-- Material to process start --
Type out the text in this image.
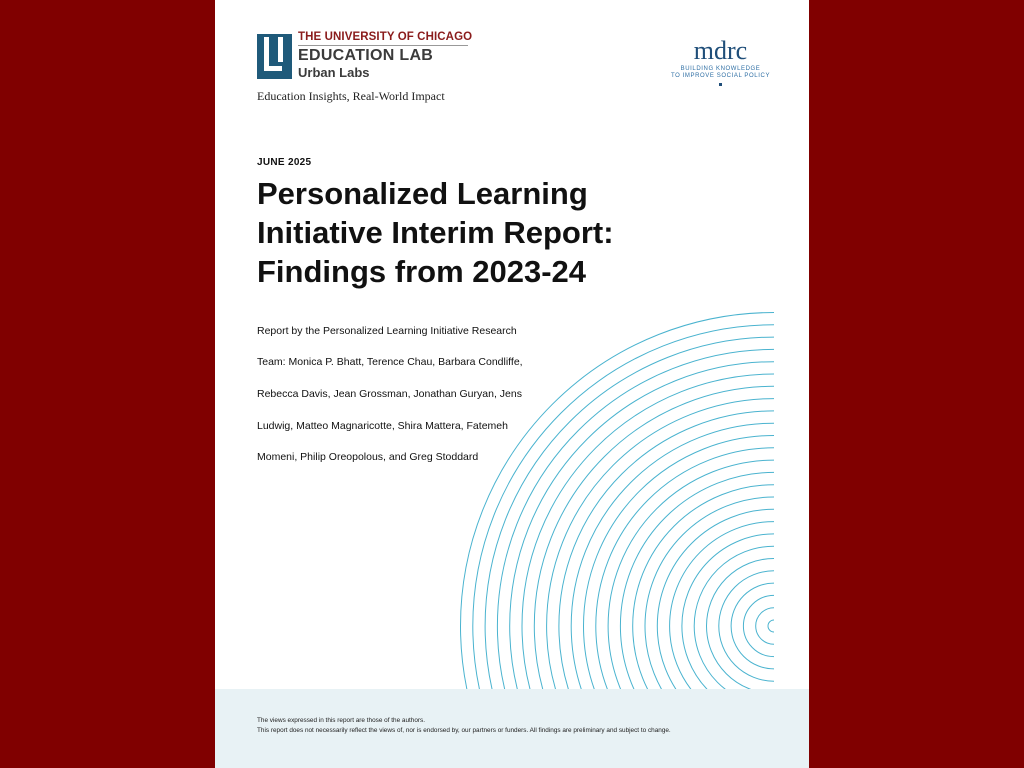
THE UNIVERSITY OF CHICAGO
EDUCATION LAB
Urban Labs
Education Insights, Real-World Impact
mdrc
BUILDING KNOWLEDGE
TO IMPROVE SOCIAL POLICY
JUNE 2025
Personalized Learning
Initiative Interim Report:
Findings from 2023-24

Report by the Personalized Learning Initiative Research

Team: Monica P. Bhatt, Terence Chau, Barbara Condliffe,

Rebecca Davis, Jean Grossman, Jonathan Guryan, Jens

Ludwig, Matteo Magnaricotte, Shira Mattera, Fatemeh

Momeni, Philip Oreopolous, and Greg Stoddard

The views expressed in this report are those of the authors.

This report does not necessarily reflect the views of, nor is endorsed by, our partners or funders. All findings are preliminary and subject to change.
-- Material to process end --
-- Material to process start --
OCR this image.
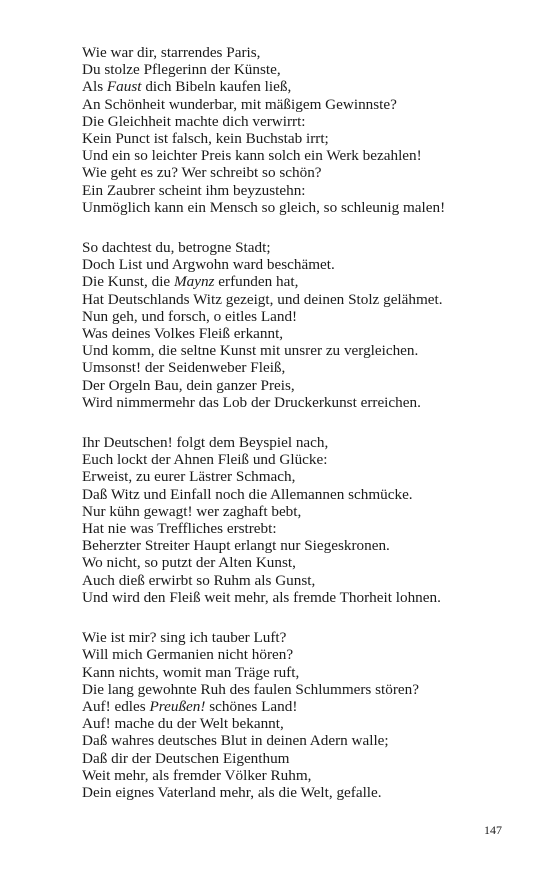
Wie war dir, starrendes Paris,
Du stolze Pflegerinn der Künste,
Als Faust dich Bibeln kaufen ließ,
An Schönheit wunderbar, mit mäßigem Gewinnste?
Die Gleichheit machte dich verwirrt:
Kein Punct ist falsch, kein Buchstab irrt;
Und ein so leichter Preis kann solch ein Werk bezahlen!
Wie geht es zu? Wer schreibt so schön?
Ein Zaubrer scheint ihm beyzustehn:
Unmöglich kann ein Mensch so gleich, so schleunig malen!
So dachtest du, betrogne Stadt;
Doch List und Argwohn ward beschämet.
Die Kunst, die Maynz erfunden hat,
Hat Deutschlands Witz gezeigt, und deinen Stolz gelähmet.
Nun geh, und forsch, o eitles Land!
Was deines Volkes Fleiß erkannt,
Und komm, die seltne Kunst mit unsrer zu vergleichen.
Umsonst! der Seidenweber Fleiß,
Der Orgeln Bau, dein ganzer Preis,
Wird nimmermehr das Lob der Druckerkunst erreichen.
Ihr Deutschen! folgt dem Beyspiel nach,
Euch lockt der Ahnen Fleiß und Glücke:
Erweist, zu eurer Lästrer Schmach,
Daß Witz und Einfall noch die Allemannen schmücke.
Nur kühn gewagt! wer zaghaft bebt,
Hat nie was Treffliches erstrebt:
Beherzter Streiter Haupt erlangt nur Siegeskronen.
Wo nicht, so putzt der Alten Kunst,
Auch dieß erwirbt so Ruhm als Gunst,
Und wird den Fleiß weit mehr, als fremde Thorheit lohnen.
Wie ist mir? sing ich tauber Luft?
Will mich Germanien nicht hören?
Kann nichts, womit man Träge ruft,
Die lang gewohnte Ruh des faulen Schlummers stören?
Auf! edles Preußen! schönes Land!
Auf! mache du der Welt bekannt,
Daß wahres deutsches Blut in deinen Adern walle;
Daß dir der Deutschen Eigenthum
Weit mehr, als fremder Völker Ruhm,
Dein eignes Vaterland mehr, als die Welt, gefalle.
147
-- Material to process end --
Work to do: Determine how many lines include the string "Ruhm". Give no answer but the number.

Full output: 2